#### TO BE DONE
Determine how many lines of the records include "this", and answer with the number alone.

#### Records that describe figures
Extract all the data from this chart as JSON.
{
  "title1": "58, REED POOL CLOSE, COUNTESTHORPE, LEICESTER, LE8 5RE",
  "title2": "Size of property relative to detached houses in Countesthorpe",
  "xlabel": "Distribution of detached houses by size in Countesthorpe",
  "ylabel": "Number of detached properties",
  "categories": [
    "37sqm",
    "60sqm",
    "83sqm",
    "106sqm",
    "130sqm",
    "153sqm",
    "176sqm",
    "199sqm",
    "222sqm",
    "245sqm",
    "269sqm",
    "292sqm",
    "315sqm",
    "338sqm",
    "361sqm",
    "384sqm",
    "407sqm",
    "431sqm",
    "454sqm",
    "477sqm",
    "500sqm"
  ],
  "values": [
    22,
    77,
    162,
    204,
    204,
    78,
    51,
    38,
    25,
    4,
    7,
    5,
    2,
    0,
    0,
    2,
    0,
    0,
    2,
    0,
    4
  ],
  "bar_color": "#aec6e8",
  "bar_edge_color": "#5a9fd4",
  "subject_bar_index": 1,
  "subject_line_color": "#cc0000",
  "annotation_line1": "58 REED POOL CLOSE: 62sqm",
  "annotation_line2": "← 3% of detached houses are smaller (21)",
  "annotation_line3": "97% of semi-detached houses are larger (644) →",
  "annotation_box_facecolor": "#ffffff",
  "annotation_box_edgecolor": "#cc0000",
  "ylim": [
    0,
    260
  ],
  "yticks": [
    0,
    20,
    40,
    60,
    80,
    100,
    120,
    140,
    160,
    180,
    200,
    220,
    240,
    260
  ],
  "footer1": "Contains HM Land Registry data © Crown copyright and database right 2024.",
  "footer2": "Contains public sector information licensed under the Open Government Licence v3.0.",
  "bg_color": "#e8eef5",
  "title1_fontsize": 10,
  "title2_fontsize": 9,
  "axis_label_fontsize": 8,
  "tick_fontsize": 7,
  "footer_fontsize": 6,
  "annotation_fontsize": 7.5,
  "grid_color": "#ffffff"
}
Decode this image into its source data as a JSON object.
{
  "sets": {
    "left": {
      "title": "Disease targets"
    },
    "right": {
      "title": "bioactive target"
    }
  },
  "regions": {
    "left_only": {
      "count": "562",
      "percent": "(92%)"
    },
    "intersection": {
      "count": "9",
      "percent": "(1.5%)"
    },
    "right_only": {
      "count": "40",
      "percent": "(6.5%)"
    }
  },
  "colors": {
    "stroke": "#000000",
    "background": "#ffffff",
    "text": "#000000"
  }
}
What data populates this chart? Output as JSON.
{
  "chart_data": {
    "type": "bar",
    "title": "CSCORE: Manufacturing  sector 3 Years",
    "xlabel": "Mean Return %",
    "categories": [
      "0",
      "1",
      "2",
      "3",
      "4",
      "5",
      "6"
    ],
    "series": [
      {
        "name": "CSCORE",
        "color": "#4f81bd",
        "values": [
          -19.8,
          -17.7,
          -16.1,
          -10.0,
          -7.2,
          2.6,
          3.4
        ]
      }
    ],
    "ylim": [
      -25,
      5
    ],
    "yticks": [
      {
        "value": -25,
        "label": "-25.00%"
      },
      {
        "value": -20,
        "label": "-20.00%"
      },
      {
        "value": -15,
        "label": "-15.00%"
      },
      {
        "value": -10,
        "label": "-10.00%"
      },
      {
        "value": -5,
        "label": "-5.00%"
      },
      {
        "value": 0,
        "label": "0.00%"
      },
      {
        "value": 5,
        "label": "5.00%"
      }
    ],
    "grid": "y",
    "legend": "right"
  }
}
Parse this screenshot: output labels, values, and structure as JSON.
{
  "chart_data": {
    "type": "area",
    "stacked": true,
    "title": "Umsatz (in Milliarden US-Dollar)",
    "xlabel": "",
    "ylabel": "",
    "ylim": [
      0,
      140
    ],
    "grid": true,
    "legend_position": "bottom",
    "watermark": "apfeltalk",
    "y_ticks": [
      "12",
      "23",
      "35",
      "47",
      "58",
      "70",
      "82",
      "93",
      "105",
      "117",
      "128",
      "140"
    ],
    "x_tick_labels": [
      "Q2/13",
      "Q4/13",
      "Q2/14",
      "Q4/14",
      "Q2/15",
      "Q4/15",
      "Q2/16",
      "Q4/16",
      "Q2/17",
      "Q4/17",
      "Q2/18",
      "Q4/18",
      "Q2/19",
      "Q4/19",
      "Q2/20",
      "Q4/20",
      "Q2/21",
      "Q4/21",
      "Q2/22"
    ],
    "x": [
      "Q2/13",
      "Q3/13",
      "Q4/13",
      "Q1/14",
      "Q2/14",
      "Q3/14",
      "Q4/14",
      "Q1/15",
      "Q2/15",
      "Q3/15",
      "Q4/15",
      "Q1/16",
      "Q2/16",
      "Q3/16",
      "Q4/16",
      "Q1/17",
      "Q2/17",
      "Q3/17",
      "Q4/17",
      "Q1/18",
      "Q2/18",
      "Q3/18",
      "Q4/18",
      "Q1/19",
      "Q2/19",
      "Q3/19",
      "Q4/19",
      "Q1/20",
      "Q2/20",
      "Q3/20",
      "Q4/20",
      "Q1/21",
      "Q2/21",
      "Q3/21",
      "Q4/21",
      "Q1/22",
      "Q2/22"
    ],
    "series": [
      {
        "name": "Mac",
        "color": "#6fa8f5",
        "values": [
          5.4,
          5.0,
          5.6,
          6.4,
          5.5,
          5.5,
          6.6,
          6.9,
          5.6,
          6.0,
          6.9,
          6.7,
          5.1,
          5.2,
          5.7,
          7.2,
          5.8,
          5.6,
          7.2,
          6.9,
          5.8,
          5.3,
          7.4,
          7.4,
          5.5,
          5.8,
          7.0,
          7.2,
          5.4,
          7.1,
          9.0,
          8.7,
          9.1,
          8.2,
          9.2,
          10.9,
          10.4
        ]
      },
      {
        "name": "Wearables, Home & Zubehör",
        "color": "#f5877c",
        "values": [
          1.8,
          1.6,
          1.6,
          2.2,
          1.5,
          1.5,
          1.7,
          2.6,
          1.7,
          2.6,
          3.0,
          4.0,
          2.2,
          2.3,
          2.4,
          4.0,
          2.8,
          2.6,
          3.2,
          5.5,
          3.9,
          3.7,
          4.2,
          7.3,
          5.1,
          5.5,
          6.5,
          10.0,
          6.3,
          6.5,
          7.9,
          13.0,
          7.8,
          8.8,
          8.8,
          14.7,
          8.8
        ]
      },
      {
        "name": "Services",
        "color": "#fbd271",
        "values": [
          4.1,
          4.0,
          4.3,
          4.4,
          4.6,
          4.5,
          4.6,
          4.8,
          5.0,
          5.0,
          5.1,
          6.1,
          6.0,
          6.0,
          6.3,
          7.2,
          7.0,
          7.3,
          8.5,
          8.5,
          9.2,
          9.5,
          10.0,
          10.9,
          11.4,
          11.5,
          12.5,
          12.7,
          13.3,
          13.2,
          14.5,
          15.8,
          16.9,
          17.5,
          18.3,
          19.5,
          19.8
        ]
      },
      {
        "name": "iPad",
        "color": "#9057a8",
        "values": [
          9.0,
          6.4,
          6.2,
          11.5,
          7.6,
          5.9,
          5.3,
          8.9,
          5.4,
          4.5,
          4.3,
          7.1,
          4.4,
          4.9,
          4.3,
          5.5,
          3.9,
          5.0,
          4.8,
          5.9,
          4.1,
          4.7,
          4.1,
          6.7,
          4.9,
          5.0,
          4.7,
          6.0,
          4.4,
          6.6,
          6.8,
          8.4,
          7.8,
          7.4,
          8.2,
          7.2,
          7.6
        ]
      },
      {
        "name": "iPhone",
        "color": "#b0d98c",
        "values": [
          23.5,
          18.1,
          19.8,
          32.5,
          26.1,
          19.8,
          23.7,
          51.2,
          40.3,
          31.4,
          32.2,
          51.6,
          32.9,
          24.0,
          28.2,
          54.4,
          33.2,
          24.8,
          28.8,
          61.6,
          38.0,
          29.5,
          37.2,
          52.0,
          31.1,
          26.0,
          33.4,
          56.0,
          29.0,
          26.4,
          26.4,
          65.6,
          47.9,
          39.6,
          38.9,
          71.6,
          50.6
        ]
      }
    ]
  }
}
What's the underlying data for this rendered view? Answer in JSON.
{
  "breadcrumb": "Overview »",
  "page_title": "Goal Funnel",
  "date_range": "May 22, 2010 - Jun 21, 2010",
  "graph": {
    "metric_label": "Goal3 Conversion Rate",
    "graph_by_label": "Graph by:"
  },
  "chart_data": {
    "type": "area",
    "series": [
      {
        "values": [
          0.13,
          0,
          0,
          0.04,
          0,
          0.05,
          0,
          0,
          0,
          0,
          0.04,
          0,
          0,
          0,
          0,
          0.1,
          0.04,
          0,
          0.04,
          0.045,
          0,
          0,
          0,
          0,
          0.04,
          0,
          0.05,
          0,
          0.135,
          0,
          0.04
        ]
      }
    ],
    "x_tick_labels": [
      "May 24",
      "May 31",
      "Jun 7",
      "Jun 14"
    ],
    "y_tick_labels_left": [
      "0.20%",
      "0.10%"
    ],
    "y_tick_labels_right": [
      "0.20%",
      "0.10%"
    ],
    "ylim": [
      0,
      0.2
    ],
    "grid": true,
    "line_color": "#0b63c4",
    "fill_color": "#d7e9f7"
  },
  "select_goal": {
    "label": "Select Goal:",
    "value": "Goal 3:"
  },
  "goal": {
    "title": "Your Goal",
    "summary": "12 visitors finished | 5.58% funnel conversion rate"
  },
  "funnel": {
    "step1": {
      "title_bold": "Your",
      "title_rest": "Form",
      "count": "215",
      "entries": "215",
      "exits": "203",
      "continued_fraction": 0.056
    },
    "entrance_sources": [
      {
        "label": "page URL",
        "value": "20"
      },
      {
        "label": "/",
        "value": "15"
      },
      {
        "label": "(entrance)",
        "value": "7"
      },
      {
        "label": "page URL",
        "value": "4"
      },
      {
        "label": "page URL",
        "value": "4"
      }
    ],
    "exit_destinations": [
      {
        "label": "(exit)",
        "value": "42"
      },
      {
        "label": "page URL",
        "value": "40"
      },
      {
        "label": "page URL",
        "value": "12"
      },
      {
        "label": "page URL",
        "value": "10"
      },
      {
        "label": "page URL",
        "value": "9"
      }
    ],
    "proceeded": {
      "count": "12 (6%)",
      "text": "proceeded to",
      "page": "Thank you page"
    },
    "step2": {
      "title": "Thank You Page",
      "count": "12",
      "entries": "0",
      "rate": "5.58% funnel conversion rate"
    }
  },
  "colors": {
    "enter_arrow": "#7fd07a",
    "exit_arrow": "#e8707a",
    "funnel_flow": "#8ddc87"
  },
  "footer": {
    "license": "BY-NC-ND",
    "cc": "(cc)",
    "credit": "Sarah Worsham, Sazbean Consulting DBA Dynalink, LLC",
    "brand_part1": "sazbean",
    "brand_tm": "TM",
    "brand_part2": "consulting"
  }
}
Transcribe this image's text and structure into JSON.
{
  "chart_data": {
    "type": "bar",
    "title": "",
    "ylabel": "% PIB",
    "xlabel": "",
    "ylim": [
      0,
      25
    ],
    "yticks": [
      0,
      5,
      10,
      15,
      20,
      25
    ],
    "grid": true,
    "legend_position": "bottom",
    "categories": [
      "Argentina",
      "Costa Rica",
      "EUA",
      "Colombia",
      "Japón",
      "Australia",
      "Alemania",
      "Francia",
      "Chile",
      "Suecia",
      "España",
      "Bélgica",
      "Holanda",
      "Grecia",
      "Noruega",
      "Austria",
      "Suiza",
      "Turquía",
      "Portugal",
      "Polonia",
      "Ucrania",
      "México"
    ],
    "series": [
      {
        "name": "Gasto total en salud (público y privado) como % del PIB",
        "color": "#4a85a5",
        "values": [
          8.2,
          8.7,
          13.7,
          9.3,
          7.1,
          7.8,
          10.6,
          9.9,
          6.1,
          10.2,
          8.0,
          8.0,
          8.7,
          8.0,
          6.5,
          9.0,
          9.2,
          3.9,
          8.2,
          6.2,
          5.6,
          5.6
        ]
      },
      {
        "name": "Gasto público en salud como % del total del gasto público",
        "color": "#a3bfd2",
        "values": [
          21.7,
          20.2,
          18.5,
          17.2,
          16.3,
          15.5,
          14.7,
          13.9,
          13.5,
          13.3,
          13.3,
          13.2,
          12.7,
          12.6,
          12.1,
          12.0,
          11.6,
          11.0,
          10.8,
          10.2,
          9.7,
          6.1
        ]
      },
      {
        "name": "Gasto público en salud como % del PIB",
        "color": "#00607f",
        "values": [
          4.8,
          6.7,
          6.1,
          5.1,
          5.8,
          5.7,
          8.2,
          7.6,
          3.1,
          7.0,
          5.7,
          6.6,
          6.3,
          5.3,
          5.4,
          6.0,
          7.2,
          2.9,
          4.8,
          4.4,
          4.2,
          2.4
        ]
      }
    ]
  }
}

#### CORRECT ANSWER
6